• Directions:
State how many lines in the listing below include the word "name". Give nothing but the number.

• Data extracted from a collection:
###

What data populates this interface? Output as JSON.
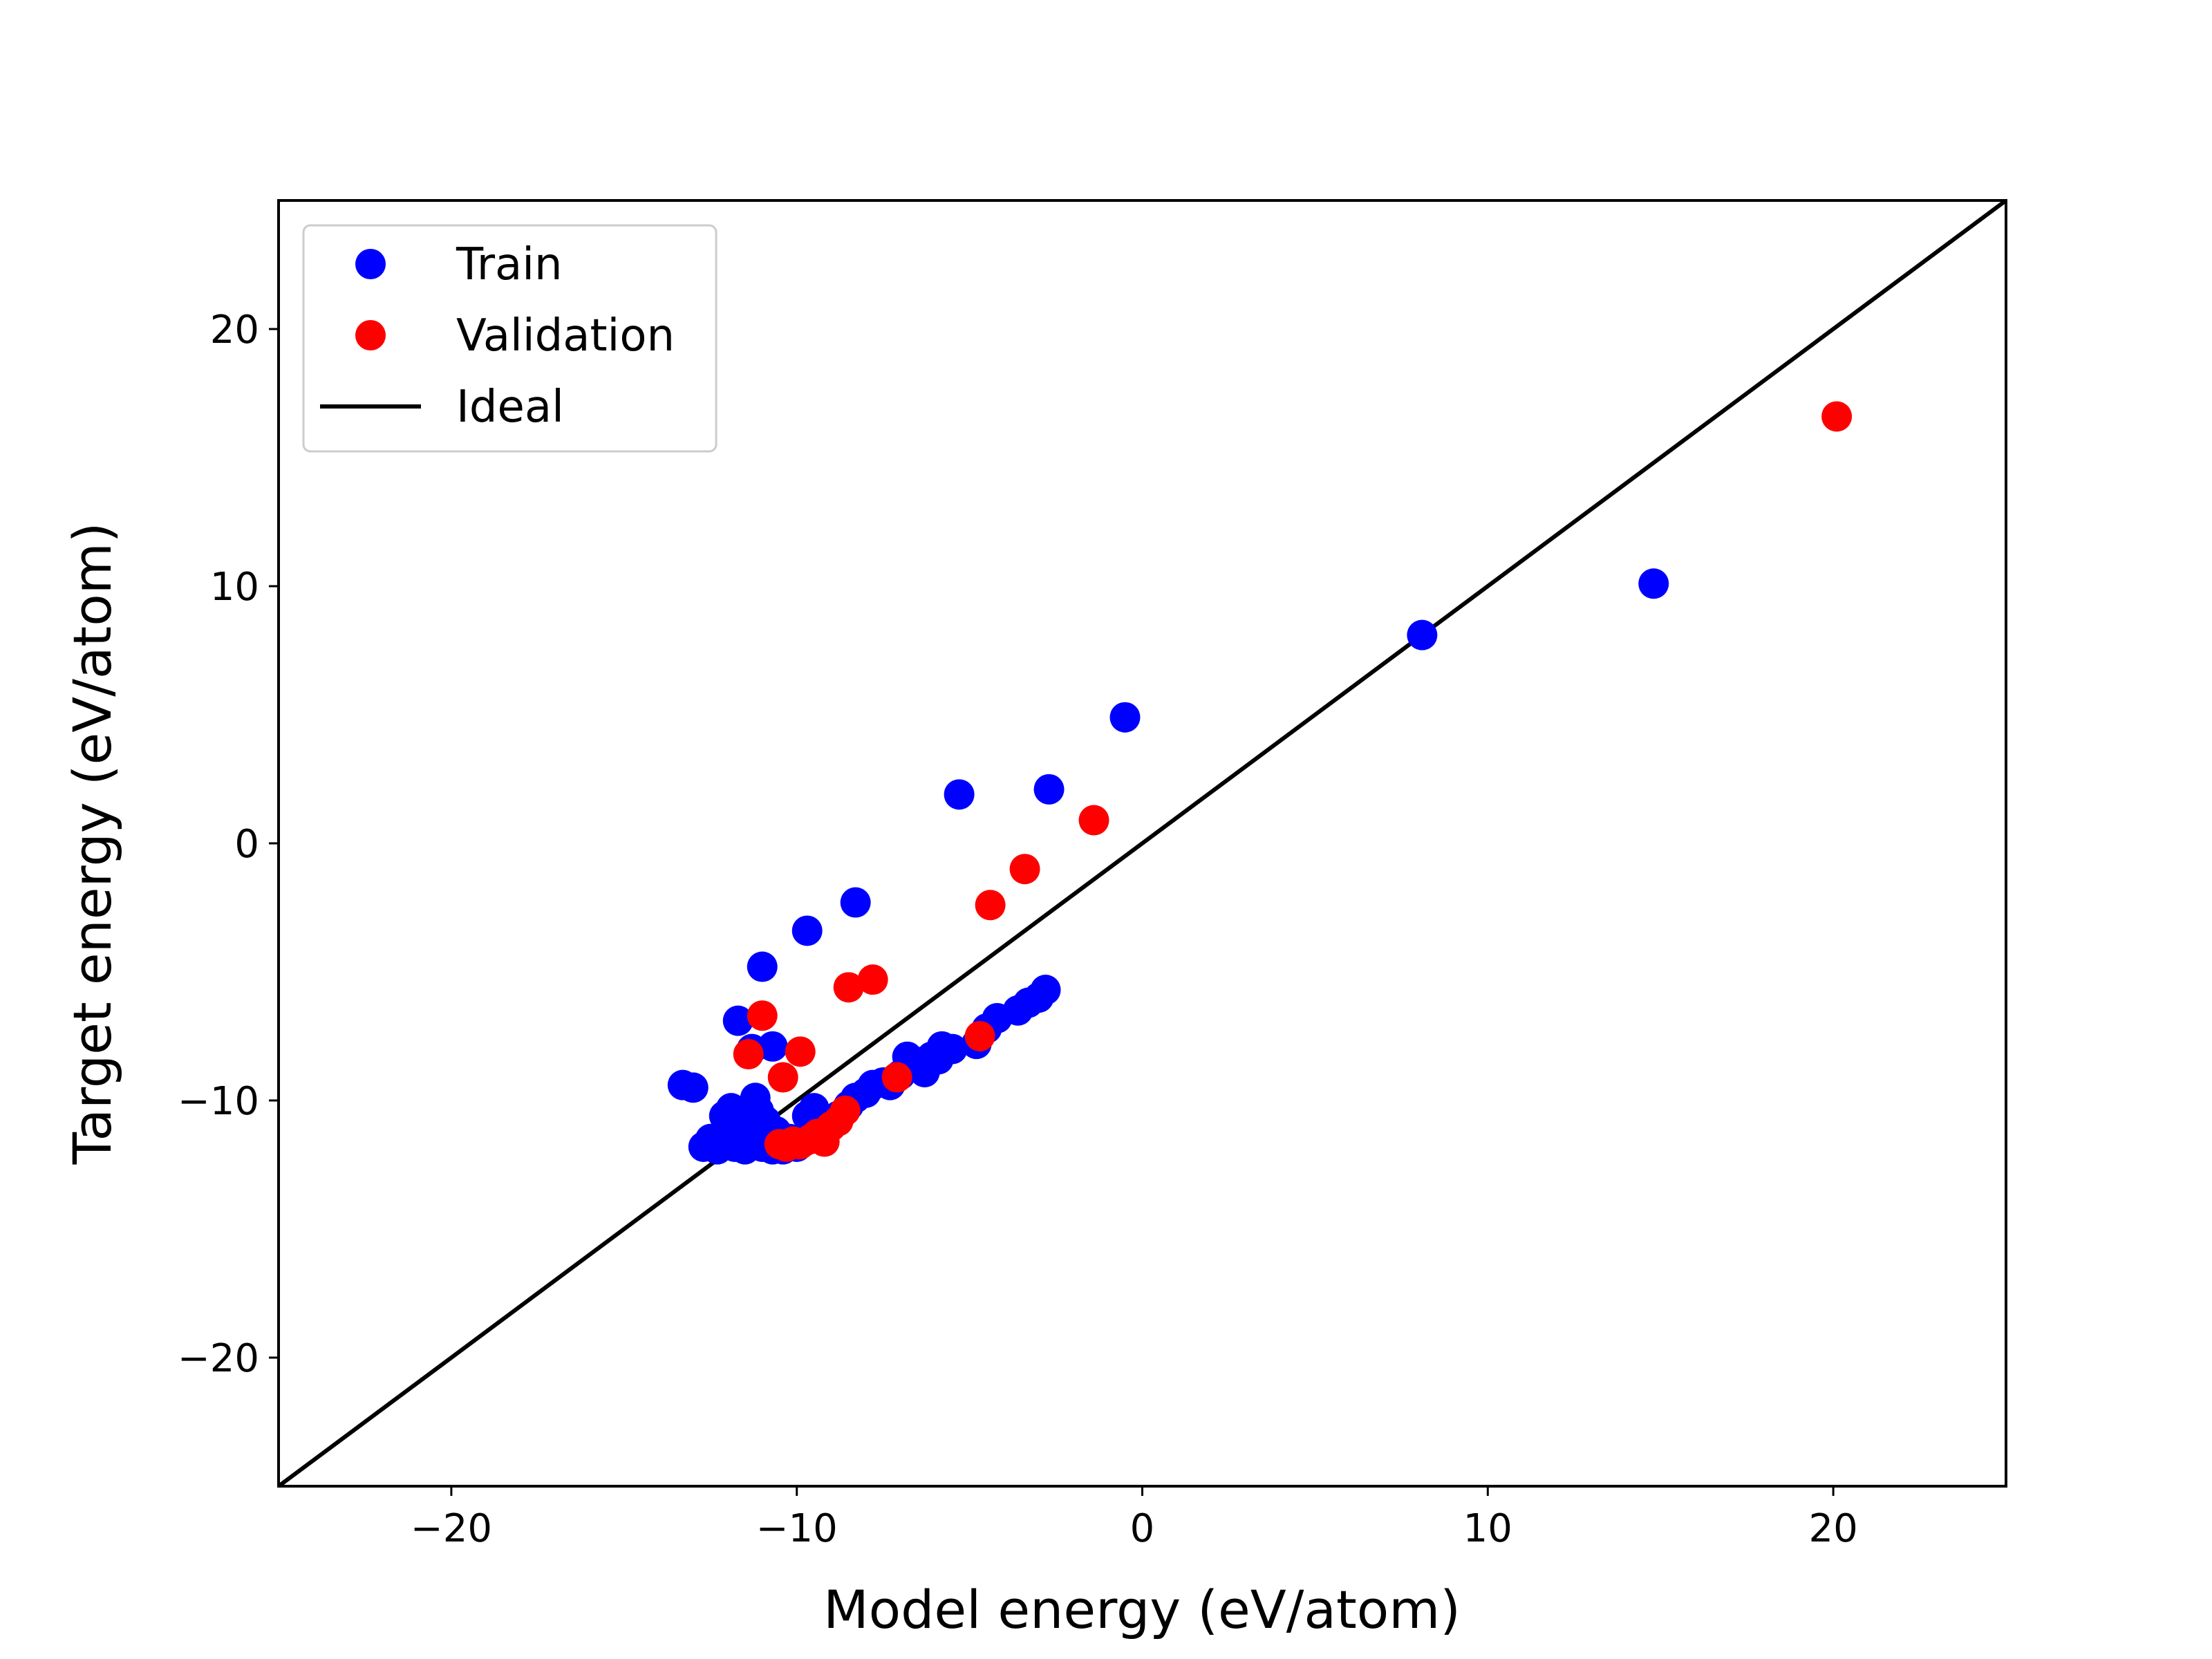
{
  "chart_data": {
    "type": "scatter",
    "title": "",
    "xlabel": "Model energy (eV/atom)",
    "ylabel": "Target energy (eV/atom)",
    "xlim": [
      -25,
      25
    ],
    "ylim": [
      -25,
      25
    ],
    "xticks": [
      -20,
      -10,
      0,
      10,
      20
    ],
    "yticks": [
      -20,
      -10,
      0,
      10,
      20
    ],
    "xtick_labels": [
      "−20",
      "−10",
      "0",
      "10",
      "20"
    ],
    "ytick_labels": [
      "−20",
      "−10",
      "0",
      "10",
      "20"
    ],
    "grid": false,
    "legend_position": "top-left",
    "legend": [
      "Train",
      "Validation",
      "Ideal"
    ],
    "series": [
      {
        "name": "Train",
        "color": "#0000ff",
        "points": [
          [
            -13.3,
            -9.4
          ],
          [
            -13.0,
            -9.5
          ],
          [
            -12.7,
            -11.8
          ],
          [
            -12.5,
            -11.5
          ],
          [
            -12.3,
            -11.9
          ],
          [
            -12.2,
            -11.6
          ],
          [
            -12.1,
            -10.6
          ],
          [
            -12.0,
            -11.2
          ],
          [
            -11.9,
            -10.3
          ],
          [
            -11.8,
            -11.8
          ],
          [
            -11.7,
            -10.9
          ],
          [
            -11.6,
            -11.5
          ],
          [
            -11.5,
            -11.9
          ],
          [
            -11.4,
            -11.3
          ],
          [
            -11.3,
            -11.7
          ],
          [
            -11.2,
            -9.9
          ],
          [
            -11.1,
            -10.4
          ],
          [
            -11.0,
            -11.8
          ],
          [
            -10.9,
            -10.8
          ],
          [
            -10.8,
            -11.6
          ],
          [
            -10.7,
            -11.9
          ],
          [
            -10.6,
            -11.2
          ],
          [
            -10.5,
            -11.7
          ],
          [
            -10.4,
            -11.9
          ],
          [
            -10.2,
            -11.5
          ],
          [
            -10.0,
            -11.8
          ],
          [
            -9.8,
            -11.6
          ],
          [
            -9.7,
            -10.6
          ],
          [
            -9.5,
            -10.3
          ],
          [
            -9.3,
            -11.0
          ],
          [
            -9.0,
            -10.9
          ],
          [
            -8.8,
            -10.6
          ],
          [
            -8.5,
            -10.2
          ],
          [
            -8.3,
            -9.9
          ],
          [
            -8.0,
            -9.7
          ],
          [
            -7.8,
            -9.4
          ],
          [
            -7.5,
            -9.3
          ],
          [
            -7.3,
            -9.4
          ],
          [
            -7.0,
            -9.0
          ],
          [
            -6.8,
            -8.3
          ],
          [
            -6.5,
            -8.5
          ],
          [
            -6.3,
            -8.9
          ],
          [
            -6.1,
            -8.3
          ],
          [
            -5.9,
            -8.4
          ],
          [
            -5.8,
            -7.9
          ],
          [
            -5.5,
            -8.0
          ],
          [
            -4.8,
            -7.8
          ],
          [
            -4.5,
            -7.2
          ],
          [
            -4.2,
            -6.8
          ],
          [
            -3.6,
            -6.5
          ],
          [
            -3.3,
            -6.2
          ],
          [
            -3.0,
            -6.0
          ],
          [
            -2.8,
            -5.7
          ],
          [
            -11.7,
            -6.9
          ],
          [
            -11.3,
            -8.0
          ],
          [
            -10.7,
            -7.9
          ],
          [
            -11.0,
            -4.8
          ],
          [
            -9.7,
            -3.4
          ],
          [
            -8.3,
            -2.3
          ],
          [
            -5.3,
            1.9
          ],
          [
            -2.7,
            2.1
          ],
          [
            -0.5,
            4.9
          ],
          [
            8.1,
            8.1
          ],
          [
            14.8,
            10.1
          ]
        ]
      },
      {
        "name": "Validation",
        "color": "#ff0000",
        "points": [
          [
            -11.4,
            -8.2
          ],
          [
            -11.0,
            -6.7
          ],
          [
            -10.4,
            -9.1
          ],
          [
            -9.9,
            -8.1
          ],
          [
            -10.5,
            -11.7
          ],
          [
            -10.3,
            -11.8
          ],
          [
            -10.1,
            -11.6
          ],
          [
            -9.9,
            -11.7
          ],
          [
            -9.6,
            -11.5
          ],
          [
            -9.4,
            -11.3
          ],
          [
            -9.2,
            -11.6
          ],
          [
            -9.0,
            -11.0
          ],
          [
            -8.8,
            -10.8
          ],
          [
            -8.6,
            -10.4
          ],
          [
            -7.1,
            -9.1
          ],
          [
            -4.7,
            -7.5
          ],
          [
            -8.5,
            -5.6
          ],
          [
            -7.8,
            -5.3
          ],
          [
            -4.4,
            -2.4
          ],
          [
            -3.4,
            -1.0
          ],
          [
            -1.4,
            0.9
          ],
          [
            20.1,
            16.6
          ]
        ]
      },
      {
        "name": "Ideal",
        "color": "#000000",
        "kind": "line",
        "points": [
          [
            -25,
            -25
          ],
          [
            25,
            25
          ]
        ]
      }
    ]
  }
}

###

• Task output:
3